= WHAT THIS TASK INVOLVES =
Wherever "text" appears in a line, copy that line.

= PROVIDED DATA =
________________________

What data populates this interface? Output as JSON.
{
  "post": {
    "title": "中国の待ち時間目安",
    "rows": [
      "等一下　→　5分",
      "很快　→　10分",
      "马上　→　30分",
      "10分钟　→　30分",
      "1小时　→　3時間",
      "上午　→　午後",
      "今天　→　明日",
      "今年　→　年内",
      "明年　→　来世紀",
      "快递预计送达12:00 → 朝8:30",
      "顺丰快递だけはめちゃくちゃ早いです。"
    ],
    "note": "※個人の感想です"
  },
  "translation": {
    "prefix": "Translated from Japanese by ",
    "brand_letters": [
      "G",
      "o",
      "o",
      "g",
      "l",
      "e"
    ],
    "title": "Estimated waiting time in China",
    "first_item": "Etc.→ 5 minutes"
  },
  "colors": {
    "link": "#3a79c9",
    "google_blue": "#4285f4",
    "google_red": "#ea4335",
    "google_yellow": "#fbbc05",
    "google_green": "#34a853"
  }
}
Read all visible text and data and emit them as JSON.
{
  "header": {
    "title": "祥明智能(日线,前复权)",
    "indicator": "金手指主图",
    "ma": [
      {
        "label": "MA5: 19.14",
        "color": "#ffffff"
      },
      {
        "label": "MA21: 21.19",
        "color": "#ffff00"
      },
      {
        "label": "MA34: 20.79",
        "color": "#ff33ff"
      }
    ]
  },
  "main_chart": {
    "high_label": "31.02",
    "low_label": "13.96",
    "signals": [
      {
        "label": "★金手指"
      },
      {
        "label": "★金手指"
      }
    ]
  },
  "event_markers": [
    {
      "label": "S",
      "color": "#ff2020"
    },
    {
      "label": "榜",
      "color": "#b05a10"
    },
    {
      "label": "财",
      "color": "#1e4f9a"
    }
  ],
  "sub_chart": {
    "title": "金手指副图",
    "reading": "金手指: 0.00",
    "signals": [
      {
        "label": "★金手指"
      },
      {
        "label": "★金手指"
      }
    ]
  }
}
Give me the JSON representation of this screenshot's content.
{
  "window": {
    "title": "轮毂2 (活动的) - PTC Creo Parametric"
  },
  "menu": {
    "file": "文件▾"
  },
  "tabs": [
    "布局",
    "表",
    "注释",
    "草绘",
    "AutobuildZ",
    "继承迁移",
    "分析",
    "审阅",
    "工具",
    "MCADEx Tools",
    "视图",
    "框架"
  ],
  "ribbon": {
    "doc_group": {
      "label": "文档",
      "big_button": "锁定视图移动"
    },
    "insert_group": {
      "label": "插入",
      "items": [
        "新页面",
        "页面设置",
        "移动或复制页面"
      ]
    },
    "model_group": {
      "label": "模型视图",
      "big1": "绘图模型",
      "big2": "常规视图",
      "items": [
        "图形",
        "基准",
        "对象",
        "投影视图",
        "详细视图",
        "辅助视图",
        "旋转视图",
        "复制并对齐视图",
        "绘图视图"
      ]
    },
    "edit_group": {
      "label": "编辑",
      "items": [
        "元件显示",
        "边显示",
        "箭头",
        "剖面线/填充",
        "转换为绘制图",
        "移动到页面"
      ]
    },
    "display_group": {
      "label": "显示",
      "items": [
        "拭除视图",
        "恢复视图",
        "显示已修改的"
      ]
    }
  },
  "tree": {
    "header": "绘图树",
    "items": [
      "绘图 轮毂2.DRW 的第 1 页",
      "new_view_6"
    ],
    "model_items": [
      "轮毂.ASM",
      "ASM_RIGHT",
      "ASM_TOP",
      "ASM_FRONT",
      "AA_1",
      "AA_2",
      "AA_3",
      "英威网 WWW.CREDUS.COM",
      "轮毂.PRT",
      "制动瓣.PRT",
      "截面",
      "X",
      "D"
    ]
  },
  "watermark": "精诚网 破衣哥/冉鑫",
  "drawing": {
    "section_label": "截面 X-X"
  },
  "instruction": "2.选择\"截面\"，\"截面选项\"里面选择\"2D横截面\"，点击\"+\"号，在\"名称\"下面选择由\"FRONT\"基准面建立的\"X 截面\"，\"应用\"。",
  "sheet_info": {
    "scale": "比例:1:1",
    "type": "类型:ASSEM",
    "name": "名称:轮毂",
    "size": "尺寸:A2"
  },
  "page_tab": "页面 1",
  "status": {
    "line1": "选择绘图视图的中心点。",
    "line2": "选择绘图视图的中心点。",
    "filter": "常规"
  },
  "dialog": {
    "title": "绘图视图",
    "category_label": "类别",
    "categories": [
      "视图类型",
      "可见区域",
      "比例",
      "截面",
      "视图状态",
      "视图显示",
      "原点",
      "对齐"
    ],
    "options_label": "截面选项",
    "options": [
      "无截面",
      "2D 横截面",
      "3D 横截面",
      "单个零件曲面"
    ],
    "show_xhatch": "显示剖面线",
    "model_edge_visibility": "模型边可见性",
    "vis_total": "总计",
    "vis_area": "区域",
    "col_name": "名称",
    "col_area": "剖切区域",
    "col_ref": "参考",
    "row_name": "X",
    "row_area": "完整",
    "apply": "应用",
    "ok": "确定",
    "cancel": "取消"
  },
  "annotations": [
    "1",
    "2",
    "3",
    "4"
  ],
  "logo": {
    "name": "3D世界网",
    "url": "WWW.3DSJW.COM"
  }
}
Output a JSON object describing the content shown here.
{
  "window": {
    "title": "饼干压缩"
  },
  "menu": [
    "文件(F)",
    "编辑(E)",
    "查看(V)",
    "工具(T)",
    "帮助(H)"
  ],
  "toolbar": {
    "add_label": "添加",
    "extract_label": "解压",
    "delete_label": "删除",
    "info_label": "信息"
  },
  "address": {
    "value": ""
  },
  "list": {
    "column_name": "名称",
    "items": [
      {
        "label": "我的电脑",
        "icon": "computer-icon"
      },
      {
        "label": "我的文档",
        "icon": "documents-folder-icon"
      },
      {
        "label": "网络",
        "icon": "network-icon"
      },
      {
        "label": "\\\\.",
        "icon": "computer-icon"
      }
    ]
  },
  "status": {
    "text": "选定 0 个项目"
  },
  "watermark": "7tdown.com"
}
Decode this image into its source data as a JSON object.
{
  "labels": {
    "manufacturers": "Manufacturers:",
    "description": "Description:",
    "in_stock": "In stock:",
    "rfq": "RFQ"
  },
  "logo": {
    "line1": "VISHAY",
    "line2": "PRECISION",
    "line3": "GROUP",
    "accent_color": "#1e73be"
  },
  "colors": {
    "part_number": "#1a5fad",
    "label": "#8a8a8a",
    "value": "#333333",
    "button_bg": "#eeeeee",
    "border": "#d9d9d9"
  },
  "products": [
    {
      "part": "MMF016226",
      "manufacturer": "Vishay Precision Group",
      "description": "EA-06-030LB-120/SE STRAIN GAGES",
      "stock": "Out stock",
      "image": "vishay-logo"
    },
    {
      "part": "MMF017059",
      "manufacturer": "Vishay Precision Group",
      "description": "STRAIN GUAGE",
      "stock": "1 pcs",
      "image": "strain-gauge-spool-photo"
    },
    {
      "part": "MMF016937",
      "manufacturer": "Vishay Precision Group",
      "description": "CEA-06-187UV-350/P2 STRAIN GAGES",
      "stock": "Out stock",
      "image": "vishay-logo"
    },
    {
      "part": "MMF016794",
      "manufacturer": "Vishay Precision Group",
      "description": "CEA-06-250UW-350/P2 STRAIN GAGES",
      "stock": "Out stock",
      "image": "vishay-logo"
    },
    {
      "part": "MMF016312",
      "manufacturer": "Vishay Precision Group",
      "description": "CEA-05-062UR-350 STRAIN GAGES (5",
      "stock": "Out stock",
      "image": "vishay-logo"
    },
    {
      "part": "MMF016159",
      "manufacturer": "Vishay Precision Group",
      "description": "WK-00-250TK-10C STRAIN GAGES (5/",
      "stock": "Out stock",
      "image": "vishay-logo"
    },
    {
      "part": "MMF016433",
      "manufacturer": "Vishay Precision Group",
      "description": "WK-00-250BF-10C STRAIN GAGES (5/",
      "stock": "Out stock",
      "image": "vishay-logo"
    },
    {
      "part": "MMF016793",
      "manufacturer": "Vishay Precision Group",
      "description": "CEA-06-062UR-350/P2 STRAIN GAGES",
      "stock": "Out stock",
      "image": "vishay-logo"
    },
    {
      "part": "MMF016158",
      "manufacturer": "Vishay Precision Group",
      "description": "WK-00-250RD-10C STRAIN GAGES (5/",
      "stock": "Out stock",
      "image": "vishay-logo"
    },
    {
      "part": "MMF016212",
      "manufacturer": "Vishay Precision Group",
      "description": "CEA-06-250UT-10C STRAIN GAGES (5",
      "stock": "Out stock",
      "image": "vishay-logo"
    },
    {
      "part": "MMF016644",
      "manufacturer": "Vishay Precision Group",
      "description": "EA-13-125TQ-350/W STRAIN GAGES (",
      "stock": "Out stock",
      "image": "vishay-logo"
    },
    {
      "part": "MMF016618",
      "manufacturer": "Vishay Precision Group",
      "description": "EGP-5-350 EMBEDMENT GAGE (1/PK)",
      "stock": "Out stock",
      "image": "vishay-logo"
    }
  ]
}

________________________

= OUTPUT FOR THIS TASK =
Read all visible text and data and emit them as JSON.
    "text": "选定 0 个项目"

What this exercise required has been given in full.